(Saved data entries)
=======

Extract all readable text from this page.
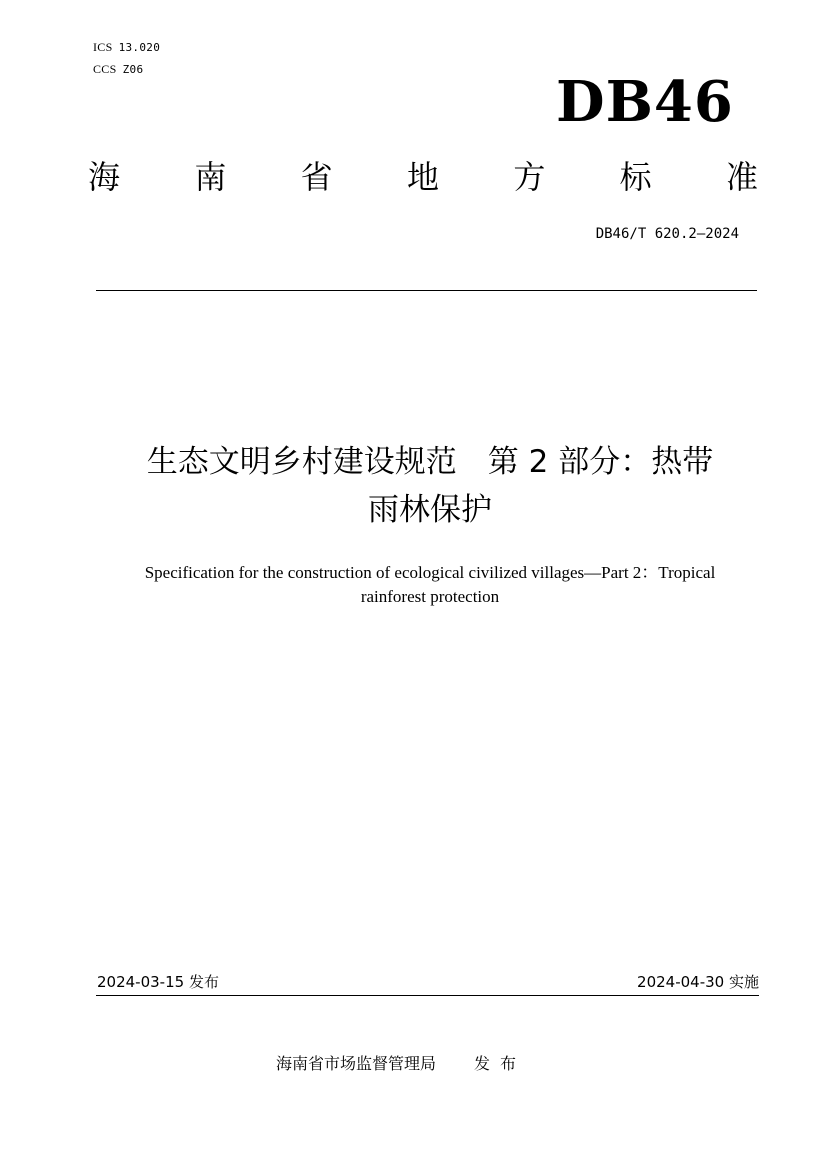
ICS 13.020
CCS Z06	DB46
海 南 省 地 方 标 准
DB46/T 620.2—2024
生态文明乡村建设规范　第 2 部分：热带
雨林保护
Specification for the construction of ecological civilized villages—Part 2：Tropical
rainforest protection
2024-03-15 发布	2024-04-30 实施
海南省市场监督管理局 发布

=======

Stated task
Omit the pictures. Transcribe every record exactly.

Answer to this task
Extract all readable text from this page.
ICS 13.020
CCS Z06	DB46
海 南 省 地 方 标 准
DB46/T 620.2—2024
生态文明乡村建设规范　第 2 部分：热带
雨林保护
Specification for the construction of ecological civilized villages—Part 2：Tropical
rainforest protection
2024-03-15 发布	2024-04-30 实施
海南省市场监督管理局 发布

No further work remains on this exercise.